What is required:
The lines to extract begin at the line that contains "Output the underlying" and run through the last line of the listing; reproduce them exactly, minus any pictures.

Dataset entries on figures

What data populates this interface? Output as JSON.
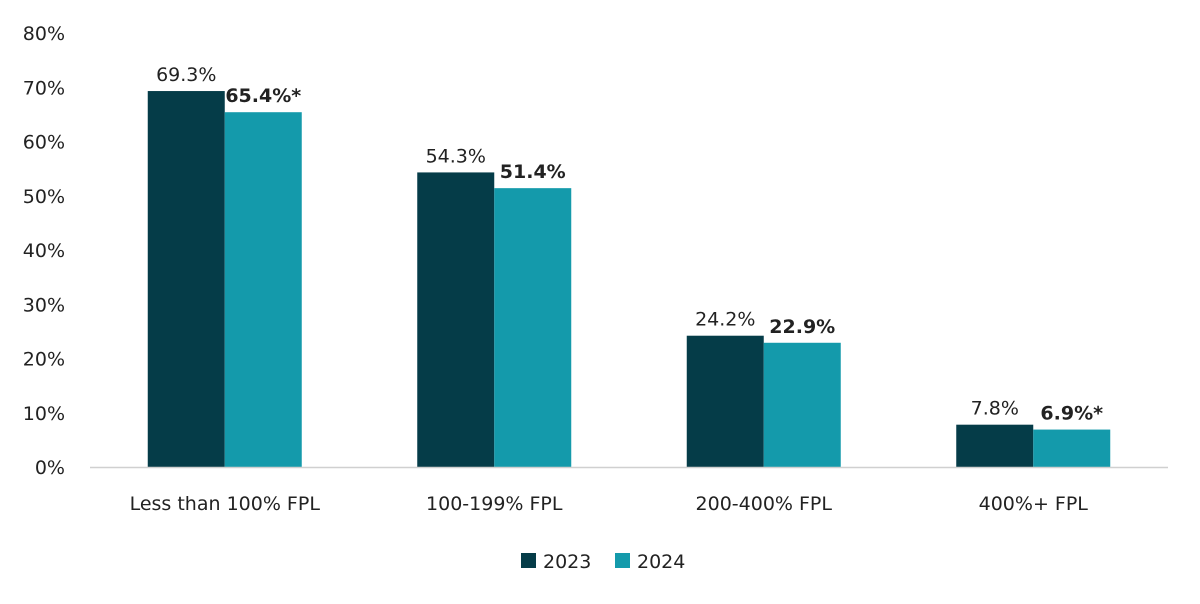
{
  "chart_data": {
    "type": "bar",
    "title": "",
    "xlabel": "",
    "ylabel": "",
    "ylim": [
      0,
      80
    ],
    "yticks": [
      "0%",
      "10%",
      "20%",
      "30%",
      "40%",
      "50%",
      "60%",
      "70%",
      "80%"
    ],
    "grid": false,
    "legend_placement": "bottom",
    "categories": [
      "Less than 100% FPL",
      "100-199% FPL",
      "200-400% FPL",
      "400%+ FPL"
    ],
    "series": [
      {
        "name": "2023",
        "color": "#053c48",
        "values": [
          69.3,
          54.3,
          24.2,
          7.8
        ],
        "labels": [
          "69.3%",
          "54.3%",
          "24.2%",
          "7.8%"
        ],
        "label_bold": false
      },
      {
        "name": "2024",
        "color": "#149aab",
        "values": [
          65.4,
          51.4,
          22.9,
          6.9
        ],
        "labels": [
          "65.4%*",
          "51.4%",
          "22.9%",
          "6.9%*"
        ],
        "label_bold": true
      }
    ]
  }
}
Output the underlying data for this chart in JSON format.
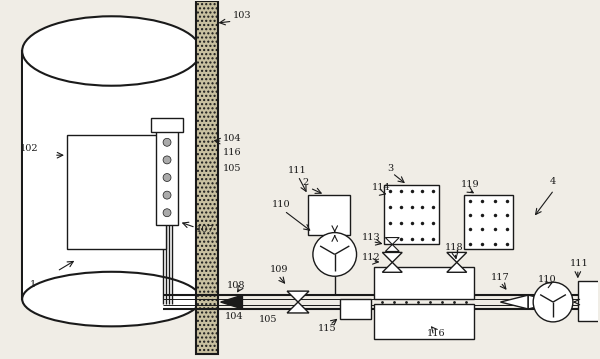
{
  "bg_color": "#f0ede6",
  "line_color": "#1a1a1a",
  "wall_color": "#c8c0a0",
  "white": "#ffffff",
  "gray_dot": "#888888",
  "figsize": [
    6.0,
    3.59
  ],
  "dpi": 100
}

The solution:
Output the underlying data for this chart in JSON format.
{
  "bg_color": "#f0ede6",
  "line_color": "#1a1a1a",
  "wall_color": "#c8c0a0",
  "white": "#ffffff",
  "gray_dot": "#888888",
  "figsize": [
    6.0,
    3.59
  ],
  "dpi": 100
}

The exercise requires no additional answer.